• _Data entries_

________________________

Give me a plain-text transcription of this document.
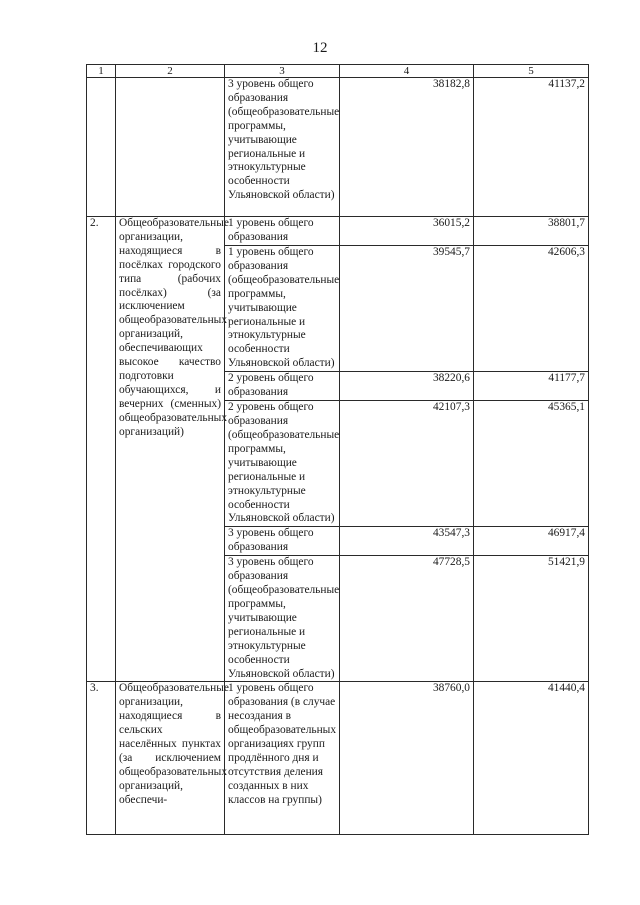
12
1	2	3	4	5
		3 уровень общего образования (общеобразовательные программы, учитывающие региональные и этнокультурные особенности Ульяновской области)	38182,8	41137,2
2.	Общеобразовательные организации, находящиеся в посёлках городского типа (рабочих посёлках) (за исключением общеобразовательных организаций, обеспечивающих высокое качество подготовки обучающихся, и вечерних (сменных) общеобразовательных организаций)	1 уровень общего образования	36015,2	38801,7
		1 уровень общего образования (общеобразовательные программы, учитывающие региональные и этнокультурные особенности Ульяновской области)	39545,7	42606,3
		2 уровень общего образования	38220,6	41177,7
		2 уровень общего образования (общеобразовательные программы, учитывающие региональные и этнокультурные особенности Ульяновской области)	42107,3	45365,1
		3 уровень общего образования	43547,3	46917,4
		3 уровень общего образования (общеобразовательные программы, учитывающие региональные и этнокультурные особенности Ульяновской области)	47728,5	51421,9
3.	Общеобразовательные организации, находящиеся в сельских населённых пунктах (за исключением общеобразовательных организаций, обеспечи-	1 уровень общего образования (в случае несоздания в общеобразовательных организациях групп продлённого дня и отсутствия деления созданных в них классов на группы)	38760,0	41440,4
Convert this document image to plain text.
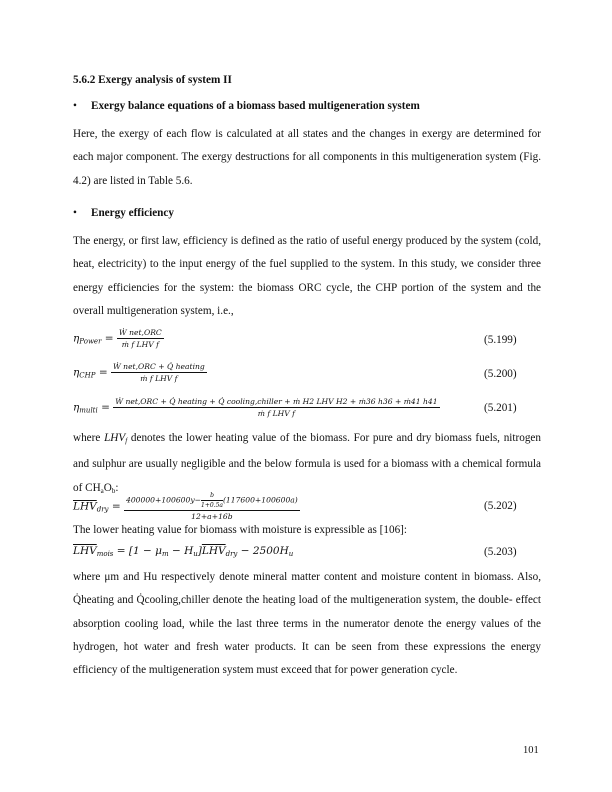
5.6.2 Exergy analysis of system II
• Exergy balance equations of a biomass based multigeneration system
Here, the exergy of each flow is calculated at all states and the changes in exergy are determined for each major component. The exergy destructions for all components in this multigeneration system (Fig. 4.2) are listed in Table 5.6.
• Energy efficiency
The energy, or first law, efficiency is defined as the ratio of useful energy produced by the system (cold, heat, electricity) to the input energy of the fuel supplied to the system. In this study, we consider three energy efficiencies for the system: the biomass ORC cycle, the CHP portion of the system and the overall multigeneration system, i.e.,
$\eta_{Power} = \frac{\text{Ẇ net,ORC}}{\text{ṁ f LHV f}}$	(5.199)
$\eta_{CHP} = \frac{\text{Ẇ net,ORC + Q̇ heating}}{\text{ṁ f LHV f}}$	(5.200)
$\eta_{multi}$ = Ẇ net,ORC + Q̇ heating + Q̇ cooling,chiller + ṁ H2 LHV H2 + ṁ36 h36 + ṁ41 h41
ṁ f LHV f	(5.201)
where $LHV_f$ denotes the lower heating value of the biomass. For pure and dry biomass fuels, nitrogen and sulphur are usually negligible and the below formula is used for a biomass with a chemical formula of $CH_aO_b$:
$\overline{LHV}_{dry} = \frac{400000+100600y- \frac{b}{1+0.5a} (117600+100600a)}{12+a+16b}$	(5.202)
The lower heating value for biomass with moisture is expressible as [106]:
$\overline{LHV}_{mois} = [1 - \mu_m - H_u]\overline{LHV}_{dry} - 2500H_u$	(5.203)
where μm and Hu respectively denote mineral matter content and moisture content in biomass. Also, Q̇heating and Q̇cooling,chiller denote the heating load of the multigeneration system, the double- effect absorption cooling load, while the last three terms in the numerator denote the energy values of the hydrogen, hot water and fresh water products. It can be seen from these expressions the energy efficiency of the multigeneration system must exceed that for power generation cycle.
101
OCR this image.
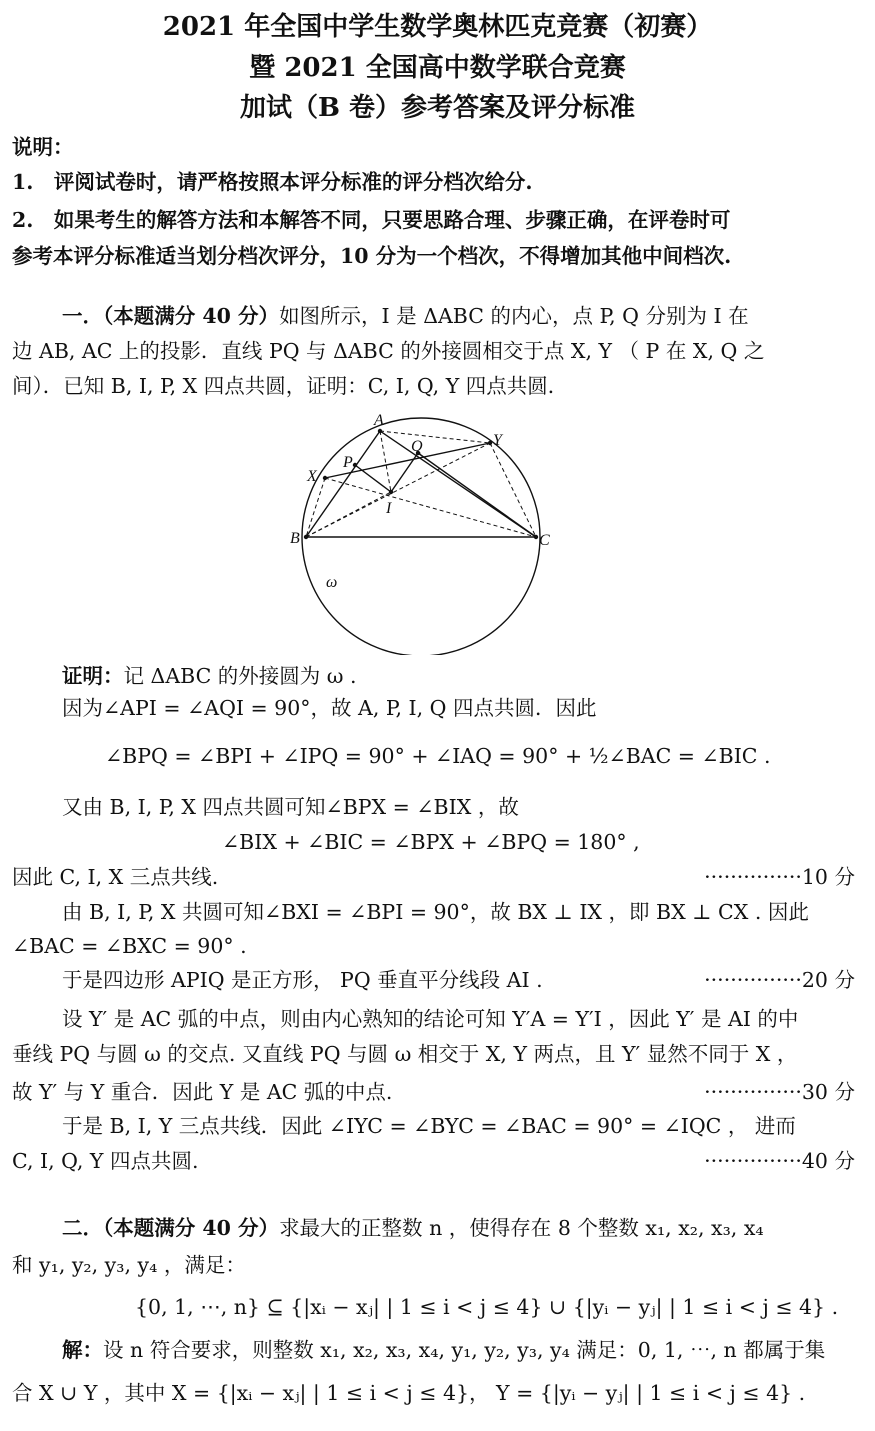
2021 年全国中学生数学奥林匹克竞赛（初赛）
暨 2021 全国高中数学联合竞赛
加试（B 卷）参考答案及评分标准
说明：
1.　评阅试卷时，请严格按照本评分标准的评分档次给分.
2.　如果考生的解答方法和本解答不同，只要思路合理、步骤正确，在评卷时可
参考本评分标准适当划分档次评分，10 分为一个档次，不得增加其他中间档次.
一．（本题满分 40 分）如图所示，I 是 ΔABC 的内心，点 P, Q 分别为 I 在
边 AB, AC 上的投影．直线 PQ 与 ΔABC 的外接圆相交于点 X, Y （ P 在 X, Q 之
间）．已知 B, I, P, X 四点共圆，证明：C, I, Q, Y 四点共圆．
A
Q	Y
P
X
I
B	C
ω
证明：记 ΔABC 的外接圆为 ω .
因为∠API = ∠AQI = 90°，故 A, P, I, Q 四点共圆．因此
∠BPQ = ∠BPI + ∠IPQ = 90° + ∠IAQ = 90° + ½∠BAC = ∠BIC .
又由 B, I, P, X 四点共圆可知∠BPX = ∠BIX ，故
∠BIX + ∠BIC = ∠BPX + ∠BPQ = 180° ,
因此 C, I, X 三点共线.	···············10 分
由 B, I, P, X 共圆可知∠BXI = ∠BPI = 90°，故 BX ⊥ IX ，即 BX ⊥ CX . 因此
∠BAC = ∠BXC = 90° .
于是四边形 APIQ 是正方形， PQ 垂直平分线段 AI .	···············20 分
设 Y′ 是 AC 弧的中点，则由内心熟知的结论可知 Y′A = Y′I ，因此 Y′ 是 AI 的中
垂线 PQ 与圆 ω 的交点. 又直线 PQ 与圆 ω 相交于 X, Y 两点，且 Y′ 显然不同于 X ，
故 Y′ 与 Y 重合．因此 Y 是 AC 弧的中点.	···············30 分
于是 B, I, Y 三点共线．因此 ∠IYC = ∠BYC = ∠BAC = 90° = ∠IQC ， 进而
C, I, Q, Y 四点共圆.	···············40 分
二．（本题满分 40 分）求最大的正整数 n ，使得存在 8 个整数 x₁, x₂, x₃, x₄
和 y₁, y₂, y₃, y₄ ，满足：
{0, 1, ⋯, n} ⊆ {|xᵢ − xⱼ| | 1 ≤ i < j ≤ 4} ∪ {|yᵢ − yⱼ| | 1 ≤ i < j ≤ 4} .
解：设 n 符合要求，则整数 x₁, x₂, x₃, x₄, y₁, y₂, y₃, y₄ 满足：0, 1, ⋯, n 都属于集
合 X ∪ Y ，其中 X = {|xᵢ − xⱼ| | 1 ≤ i < j ≤ 4}， Y = {|yᵢ − yⱼ| | 1 ≤ i < j ≤ 4} .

________________________

• _Problem requirements_
Copy out every line with the word "Ульяновской".

• _Finished answer_
		3 уровень общего образования (общеобразовательные программы, учитывающие региональные и этнокультурные особенности Ульяновской области)	38182,8	41137,2
		1 уровень общего образования (общеобразовательные программы, учитывающие региональные и этнокультурные особенности Ульяновской области)	39545,7	42606,3
		2 уровень общего образования (общеобразовательные программы, учитывающие региональные и этнокультурные особенности Ульяновской области)	42107,3	45365,1
		3 уровень общего образования (общеобразовательные программы, учитывающие региональные и этнокультурные особенности Ульяновской области)	47728,5	51421,9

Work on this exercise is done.